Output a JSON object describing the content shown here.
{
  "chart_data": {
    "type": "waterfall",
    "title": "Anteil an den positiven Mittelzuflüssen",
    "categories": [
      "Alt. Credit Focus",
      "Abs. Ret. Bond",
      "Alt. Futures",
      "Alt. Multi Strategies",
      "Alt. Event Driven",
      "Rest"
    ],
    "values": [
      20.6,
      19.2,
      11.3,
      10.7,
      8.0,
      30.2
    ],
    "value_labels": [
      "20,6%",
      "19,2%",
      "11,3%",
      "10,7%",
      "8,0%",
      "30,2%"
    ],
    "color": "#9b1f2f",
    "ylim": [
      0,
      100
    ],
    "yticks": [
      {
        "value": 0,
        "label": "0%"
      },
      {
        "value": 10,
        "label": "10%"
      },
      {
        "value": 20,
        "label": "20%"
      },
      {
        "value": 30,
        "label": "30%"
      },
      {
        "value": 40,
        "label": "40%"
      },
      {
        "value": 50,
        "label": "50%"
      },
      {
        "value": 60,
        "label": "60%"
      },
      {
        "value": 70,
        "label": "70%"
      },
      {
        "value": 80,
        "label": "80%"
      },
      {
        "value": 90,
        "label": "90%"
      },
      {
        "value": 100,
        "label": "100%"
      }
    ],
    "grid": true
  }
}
━━━━━━━━━━━━━━━━━━━━
# AIM OF THE EXERCISE
Write out the full listing exactly as given.

# EXPECTED ANSWER
Output a JSON object describing the content shown here.
{
  "chart_data": {
    "type": "waterfall",
    "title": "Anteil an den positiven Mittelzuflüssen",
    "categories": [
      "Alt. Credit Focus",
      "Abs. Ret. Bond",
      "Alt. Futures",
      "Alt. Multi Strategies",
      "Alt. Event Driven",
      "Rest"
    ],
    "values": [
      20.6,
      19.2,
      11.3,
      10.7,
      8.0,
      30.2
    ],
    "value_labels": [
      "20,6%",
      "19,2%",
      "11,3%",
      "10,7%",
      "8,0%",
      "30,2%"
    ],
    "color": "#9b1f2f",
    "ylim": [
      0,
      100
    ],
    "yticks": [
      {
        "value": 0,
        "label": "0%"
      },
      {
        "value": 10,
        "label": "10%"
      },
      {
        "value": 20,
        "label": "20%"
      },
      {
        "value": 30,
        "label": "30%"
      },
      {
        "value": 40,
        "label": "40%"
      },
      {
        "value": 50,
        "label": "50%"
      },
      {
        "value": 60,
        "label": "60%"
      },
      {
        "value": 70,
        "label": "70%"
      },
      {
        "value": 80,
        "label": "80%"
      },
      {
        "value": 90,
        "label": "90%"
      },
      {
        "value": 100,
        "label": "100%"
      }
    ],
    "grid": true
  }
}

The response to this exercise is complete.